• _EXERCISE OBJECTIVE_: Exact reproduction is required for all entries.

--

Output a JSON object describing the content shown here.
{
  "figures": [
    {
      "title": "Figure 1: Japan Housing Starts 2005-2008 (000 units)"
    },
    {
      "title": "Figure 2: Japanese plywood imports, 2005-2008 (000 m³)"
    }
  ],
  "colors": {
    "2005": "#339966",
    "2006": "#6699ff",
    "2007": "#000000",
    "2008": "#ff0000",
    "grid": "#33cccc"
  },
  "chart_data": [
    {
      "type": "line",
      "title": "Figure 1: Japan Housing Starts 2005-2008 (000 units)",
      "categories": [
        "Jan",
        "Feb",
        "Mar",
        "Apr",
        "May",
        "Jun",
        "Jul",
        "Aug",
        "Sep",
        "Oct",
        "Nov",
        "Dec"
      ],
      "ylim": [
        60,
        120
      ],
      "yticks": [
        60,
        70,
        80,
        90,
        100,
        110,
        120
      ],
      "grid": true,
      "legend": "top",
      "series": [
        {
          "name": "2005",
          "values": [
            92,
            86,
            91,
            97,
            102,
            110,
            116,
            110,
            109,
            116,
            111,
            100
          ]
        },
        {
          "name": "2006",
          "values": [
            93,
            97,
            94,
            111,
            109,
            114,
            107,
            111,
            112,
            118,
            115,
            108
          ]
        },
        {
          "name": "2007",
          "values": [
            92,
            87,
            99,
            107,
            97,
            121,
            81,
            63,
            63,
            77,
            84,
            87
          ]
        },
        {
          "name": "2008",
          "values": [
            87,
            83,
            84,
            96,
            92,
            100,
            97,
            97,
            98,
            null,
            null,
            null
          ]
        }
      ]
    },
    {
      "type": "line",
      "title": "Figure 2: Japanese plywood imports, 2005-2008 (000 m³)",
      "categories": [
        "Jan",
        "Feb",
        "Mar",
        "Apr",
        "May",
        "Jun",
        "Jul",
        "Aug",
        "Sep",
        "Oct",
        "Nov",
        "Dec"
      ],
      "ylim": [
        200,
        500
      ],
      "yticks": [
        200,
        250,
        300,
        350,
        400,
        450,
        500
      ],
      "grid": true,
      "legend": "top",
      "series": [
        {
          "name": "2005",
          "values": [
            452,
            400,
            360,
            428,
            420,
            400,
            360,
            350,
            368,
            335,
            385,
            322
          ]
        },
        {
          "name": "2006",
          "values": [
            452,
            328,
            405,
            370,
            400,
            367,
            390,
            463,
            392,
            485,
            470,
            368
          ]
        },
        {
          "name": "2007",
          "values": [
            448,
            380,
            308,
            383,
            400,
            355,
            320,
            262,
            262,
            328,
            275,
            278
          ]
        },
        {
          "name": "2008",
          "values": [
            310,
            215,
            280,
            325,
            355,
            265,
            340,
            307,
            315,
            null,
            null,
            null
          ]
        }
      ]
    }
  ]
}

--

• _OUTPUT FOR THIS TASK_:
Output a JSON object describing the content shown here.
{
  "figures": [
    {
      "title": "Figure 1: Japan Housing Starts 2005-2008 (000 units)"
    },
    {
      "title": "Figure 2: Japanese plywood imports, 2005-2008 (000 m³)"
    }
  ],
  "colors": {
    "2005": "#339966",
    "2006": "#6699ff",
    "2007": "#000000",
    "2008": "#ff0000",
    "grid": "#33cccc"
  },
  "chart_data": [
    {
      "type": "line",
      "title": "Figure 1: Japan Housing Starts 2005-2008 (000 units)",
      "categories": [
        "Jan",
        "Feb",
        "Mar",
        "Apr",
        "May",
        "Jun",
        "Jul",
        "Aug",
        "Sep",
        "Oct",
        "Nov",
        "Dec"
      ],
      "ylim": [
        60,
        120
      ],
      "yticks": [
        60,
        70,
        80,
        90,
        100,
        110,
        120
      ],
      "grid": true,
      "legend": "top",
      "series": [
        {
          "name": "2005",
          "values": [
            92,
            86,
            91,
            97,
            102,
            110,
            116,
            110,
            109,
            116,
            111,
            100
          ]
        },
        {
          "name": "2006",
          "values": [
            93,
            97,
            94,
            111,
            109,
            114,
            107,
            111,
            112,
            118,
            115,
            108
          ]
        },
        {
          "name": "2007",
          "values": [
            92,
            87,
            99,
            107,
            97,
            121,
            81,
            63,
            63,
            77,
            84,
            87
          ]
        },
        {
          "name": "2008",
          "values": [
            87,
            83,
            84,
            96,
            92,
            100,
            97,
            97,
            98,
            null,
            null,
            null
          ]
        }
      ]
    },
    {
      "type": "line",
      "title": "Figure 2: Japanese plywood imports, 2005-2008 (000 m³)",
      "categories": [
        "Jan",
        "Feb",
        "Mar",
        "Apr",
        "May",
        "Jun",
        "Jul",
        "Aug",
        "Sep",
        "Oct",
        "Nov",
        "Dec"
      ],
      "ylim": [
        200,
        500
      ],
      "yticks": [
        200,
        250,
        300,
        350,
        400,
        450,
        500
      ],
      "grid": true,
      "legend": "top",
      "series": [
        {
          "name": "2005",
          "values": [
            452,
            400,
            360,
            428,
            420,
            400,
            360,
            350,
            368,
            335,
            385,
            322
          ]
        },
        {
          "name": "2006",
          "values": [
            452,
            328,
            405,
            370,
            400,
            367,
            390,
            463,
            392,
            485,
            470,
            368
          ]
        },
        {
          "name": "2007",
          "values": [
            448,
            380,
            308,
            383,
            400,
            355,
            320,
            262,
            262,
            328,
            275,
            278
          ]
        },
        {
          "name": "2008",
          "values": [
            310,
            215,
            280,
            325,
            355,
            265,
            340,
            307,
            315,
            null,
            null,
            null
          ]
        }
      ]
    }
  ]
}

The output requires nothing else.